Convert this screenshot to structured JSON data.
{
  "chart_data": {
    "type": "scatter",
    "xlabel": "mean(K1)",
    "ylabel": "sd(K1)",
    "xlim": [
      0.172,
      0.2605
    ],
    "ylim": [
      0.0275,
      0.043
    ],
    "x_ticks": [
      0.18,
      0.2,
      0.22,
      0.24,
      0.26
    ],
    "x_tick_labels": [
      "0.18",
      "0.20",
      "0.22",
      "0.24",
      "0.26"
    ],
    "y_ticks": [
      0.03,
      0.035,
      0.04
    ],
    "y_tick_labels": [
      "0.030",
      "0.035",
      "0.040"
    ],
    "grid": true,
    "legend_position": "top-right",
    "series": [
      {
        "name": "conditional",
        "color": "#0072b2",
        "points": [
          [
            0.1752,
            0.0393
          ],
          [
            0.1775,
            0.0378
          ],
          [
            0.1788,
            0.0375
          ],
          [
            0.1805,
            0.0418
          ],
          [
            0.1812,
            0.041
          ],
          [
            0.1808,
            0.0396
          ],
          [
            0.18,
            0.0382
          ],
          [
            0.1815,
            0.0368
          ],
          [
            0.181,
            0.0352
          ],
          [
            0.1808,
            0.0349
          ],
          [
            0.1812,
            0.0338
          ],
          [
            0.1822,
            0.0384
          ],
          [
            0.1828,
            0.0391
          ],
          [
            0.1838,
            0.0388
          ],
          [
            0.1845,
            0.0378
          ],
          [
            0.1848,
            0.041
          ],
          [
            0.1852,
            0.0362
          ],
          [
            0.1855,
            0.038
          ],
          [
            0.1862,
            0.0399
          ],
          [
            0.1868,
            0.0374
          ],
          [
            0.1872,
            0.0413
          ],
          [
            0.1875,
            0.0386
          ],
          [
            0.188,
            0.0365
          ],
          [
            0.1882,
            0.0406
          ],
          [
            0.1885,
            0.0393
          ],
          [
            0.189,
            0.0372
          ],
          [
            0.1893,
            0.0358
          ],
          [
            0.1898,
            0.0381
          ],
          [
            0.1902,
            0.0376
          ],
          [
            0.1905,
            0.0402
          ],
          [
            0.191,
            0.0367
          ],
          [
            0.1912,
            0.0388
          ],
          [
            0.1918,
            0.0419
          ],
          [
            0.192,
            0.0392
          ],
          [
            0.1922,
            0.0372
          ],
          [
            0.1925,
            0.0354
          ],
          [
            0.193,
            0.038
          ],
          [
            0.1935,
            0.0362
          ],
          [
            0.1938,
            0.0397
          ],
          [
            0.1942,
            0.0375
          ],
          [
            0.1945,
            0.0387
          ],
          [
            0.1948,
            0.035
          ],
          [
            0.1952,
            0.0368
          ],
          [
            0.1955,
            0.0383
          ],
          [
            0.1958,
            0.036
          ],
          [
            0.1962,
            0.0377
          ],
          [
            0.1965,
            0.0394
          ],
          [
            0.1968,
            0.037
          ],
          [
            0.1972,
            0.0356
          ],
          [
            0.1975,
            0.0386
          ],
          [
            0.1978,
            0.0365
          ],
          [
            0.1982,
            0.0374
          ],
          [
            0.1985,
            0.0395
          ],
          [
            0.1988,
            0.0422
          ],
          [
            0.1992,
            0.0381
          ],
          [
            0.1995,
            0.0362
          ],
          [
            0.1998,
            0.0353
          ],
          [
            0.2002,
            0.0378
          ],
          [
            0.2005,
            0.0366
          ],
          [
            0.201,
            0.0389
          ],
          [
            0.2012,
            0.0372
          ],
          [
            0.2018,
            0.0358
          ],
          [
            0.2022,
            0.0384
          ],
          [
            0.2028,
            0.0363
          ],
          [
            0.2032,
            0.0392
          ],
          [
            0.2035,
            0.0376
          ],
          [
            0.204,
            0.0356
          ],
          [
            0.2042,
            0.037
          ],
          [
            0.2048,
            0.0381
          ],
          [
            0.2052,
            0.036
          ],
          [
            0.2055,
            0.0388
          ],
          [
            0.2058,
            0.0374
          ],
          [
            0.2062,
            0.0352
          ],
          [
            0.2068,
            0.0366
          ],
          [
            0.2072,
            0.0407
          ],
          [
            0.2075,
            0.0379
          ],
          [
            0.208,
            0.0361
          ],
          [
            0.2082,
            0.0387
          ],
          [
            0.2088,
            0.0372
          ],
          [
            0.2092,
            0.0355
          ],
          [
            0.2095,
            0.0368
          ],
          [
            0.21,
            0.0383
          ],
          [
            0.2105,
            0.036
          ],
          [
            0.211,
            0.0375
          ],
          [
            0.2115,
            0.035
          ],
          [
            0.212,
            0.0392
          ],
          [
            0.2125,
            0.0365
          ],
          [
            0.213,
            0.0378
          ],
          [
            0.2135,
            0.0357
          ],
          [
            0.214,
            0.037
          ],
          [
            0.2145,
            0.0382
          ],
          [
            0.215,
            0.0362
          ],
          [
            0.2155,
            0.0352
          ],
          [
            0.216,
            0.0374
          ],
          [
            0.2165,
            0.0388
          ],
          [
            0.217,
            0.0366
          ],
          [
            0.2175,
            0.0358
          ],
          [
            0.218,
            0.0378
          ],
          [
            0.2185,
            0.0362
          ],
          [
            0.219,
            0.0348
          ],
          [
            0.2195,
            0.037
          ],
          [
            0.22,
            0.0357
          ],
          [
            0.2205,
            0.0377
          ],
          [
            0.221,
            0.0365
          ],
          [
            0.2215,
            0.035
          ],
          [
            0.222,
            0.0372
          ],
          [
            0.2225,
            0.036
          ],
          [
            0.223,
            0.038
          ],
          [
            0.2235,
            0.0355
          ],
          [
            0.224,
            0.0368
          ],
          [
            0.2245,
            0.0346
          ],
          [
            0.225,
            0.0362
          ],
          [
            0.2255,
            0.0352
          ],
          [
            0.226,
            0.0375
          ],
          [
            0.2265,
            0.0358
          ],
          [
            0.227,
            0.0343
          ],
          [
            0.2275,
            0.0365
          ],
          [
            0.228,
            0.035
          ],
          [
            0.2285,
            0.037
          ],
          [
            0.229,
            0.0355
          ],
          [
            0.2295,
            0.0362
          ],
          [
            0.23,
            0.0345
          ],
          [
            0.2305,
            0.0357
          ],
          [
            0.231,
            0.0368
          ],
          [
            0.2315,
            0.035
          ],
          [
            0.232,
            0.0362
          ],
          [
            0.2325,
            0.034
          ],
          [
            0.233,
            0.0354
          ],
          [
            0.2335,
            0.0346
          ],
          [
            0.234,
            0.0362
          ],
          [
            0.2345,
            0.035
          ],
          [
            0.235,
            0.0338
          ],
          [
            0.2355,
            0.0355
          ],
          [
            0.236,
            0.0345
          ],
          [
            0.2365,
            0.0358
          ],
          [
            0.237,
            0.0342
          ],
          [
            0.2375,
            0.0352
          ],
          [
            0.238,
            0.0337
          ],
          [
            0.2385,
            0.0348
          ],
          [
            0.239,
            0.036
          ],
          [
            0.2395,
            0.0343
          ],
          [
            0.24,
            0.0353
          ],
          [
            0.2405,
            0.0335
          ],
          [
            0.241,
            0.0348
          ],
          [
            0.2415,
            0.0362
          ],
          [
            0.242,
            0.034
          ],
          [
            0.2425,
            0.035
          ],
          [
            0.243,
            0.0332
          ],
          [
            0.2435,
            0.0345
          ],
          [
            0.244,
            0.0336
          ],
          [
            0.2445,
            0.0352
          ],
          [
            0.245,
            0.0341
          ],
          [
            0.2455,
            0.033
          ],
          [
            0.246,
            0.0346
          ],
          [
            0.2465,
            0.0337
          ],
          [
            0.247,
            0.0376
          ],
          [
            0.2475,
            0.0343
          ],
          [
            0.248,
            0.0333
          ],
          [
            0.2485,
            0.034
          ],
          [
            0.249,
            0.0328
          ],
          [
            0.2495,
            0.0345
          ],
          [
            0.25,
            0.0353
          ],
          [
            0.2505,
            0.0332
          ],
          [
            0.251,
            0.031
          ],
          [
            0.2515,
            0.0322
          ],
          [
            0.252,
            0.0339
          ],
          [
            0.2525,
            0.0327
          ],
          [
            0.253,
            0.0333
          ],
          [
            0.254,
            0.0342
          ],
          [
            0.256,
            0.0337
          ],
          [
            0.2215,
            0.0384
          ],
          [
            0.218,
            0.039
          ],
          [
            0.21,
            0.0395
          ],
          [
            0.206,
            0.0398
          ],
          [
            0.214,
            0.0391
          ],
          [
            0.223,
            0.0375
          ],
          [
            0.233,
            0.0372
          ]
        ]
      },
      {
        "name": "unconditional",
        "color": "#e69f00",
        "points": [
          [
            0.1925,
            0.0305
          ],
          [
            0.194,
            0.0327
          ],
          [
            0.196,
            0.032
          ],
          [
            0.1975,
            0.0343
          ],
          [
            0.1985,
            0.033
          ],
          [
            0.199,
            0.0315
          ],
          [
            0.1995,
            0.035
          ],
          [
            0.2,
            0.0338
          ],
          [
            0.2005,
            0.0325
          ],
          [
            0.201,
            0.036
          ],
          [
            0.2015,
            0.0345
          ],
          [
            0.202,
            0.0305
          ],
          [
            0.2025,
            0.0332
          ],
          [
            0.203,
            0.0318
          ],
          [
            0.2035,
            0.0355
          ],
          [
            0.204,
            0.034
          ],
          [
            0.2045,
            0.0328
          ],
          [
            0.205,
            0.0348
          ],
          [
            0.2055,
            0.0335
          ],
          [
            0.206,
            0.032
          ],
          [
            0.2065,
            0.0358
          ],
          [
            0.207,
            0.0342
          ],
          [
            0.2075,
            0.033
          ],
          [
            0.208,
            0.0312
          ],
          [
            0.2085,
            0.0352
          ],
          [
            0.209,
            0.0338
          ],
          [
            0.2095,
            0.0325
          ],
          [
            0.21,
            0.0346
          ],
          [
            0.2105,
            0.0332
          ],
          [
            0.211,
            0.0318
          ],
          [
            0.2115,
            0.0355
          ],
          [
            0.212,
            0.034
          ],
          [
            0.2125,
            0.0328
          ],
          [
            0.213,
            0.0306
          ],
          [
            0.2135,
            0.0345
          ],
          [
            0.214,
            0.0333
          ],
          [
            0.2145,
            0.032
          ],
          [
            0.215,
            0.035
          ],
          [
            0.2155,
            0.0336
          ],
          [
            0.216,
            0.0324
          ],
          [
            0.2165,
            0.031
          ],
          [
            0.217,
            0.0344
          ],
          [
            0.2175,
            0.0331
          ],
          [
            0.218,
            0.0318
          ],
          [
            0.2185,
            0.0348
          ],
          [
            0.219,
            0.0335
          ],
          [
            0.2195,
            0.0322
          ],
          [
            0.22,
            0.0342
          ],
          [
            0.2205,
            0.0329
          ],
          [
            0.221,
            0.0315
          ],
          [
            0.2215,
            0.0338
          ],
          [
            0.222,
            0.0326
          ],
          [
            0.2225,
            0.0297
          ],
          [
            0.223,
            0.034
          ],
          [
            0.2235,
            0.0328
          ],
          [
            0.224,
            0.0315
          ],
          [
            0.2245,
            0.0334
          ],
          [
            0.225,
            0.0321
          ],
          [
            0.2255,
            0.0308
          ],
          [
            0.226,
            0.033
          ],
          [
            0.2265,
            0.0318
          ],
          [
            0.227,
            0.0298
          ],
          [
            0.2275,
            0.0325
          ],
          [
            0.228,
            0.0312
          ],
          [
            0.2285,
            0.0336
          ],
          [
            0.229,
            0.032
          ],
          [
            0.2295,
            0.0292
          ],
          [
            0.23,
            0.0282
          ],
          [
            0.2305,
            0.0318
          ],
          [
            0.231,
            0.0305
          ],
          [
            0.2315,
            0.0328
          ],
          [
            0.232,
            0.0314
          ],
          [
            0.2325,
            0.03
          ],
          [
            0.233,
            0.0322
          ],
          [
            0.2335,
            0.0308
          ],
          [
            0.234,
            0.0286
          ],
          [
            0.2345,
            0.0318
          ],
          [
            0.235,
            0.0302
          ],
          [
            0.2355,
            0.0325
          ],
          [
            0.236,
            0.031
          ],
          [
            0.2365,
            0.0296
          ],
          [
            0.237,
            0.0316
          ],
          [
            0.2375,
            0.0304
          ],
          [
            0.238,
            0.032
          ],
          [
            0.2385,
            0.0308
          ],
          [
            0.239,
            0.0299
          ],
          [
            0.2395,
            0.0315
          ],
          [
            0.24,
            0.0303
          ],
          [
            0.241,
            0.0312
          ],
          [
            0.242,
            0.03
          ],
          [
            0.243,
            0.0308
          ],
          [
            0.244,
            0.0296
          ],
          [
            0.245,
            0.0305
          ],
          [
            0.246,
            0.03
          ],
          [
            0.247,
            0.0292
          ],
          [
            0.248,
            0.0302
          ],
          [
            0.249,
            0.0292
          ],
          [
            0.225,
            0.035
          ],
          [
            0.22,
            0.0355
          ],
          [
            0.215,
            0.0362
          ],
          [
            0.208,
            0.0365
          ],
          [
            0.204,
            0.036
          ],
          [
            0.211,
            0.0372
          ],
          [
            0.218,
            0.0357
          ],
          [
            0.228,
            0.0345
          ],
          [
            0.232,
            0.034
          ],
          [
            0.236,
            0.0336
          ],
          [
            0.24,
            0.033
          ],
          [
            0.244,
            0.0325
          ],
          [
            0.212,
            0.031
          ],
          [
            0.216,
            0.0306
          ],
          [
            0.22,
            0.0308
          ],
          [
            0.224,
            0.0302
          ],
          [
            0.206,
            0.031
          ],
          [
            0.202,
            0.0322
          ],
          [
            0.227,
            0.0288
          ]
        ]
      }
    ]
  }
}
########################################
What you should do = Pick out the lines that have the word "name". Copy them all.

Exercise solution =
        "name": "conditional",
        "name": "unconditional",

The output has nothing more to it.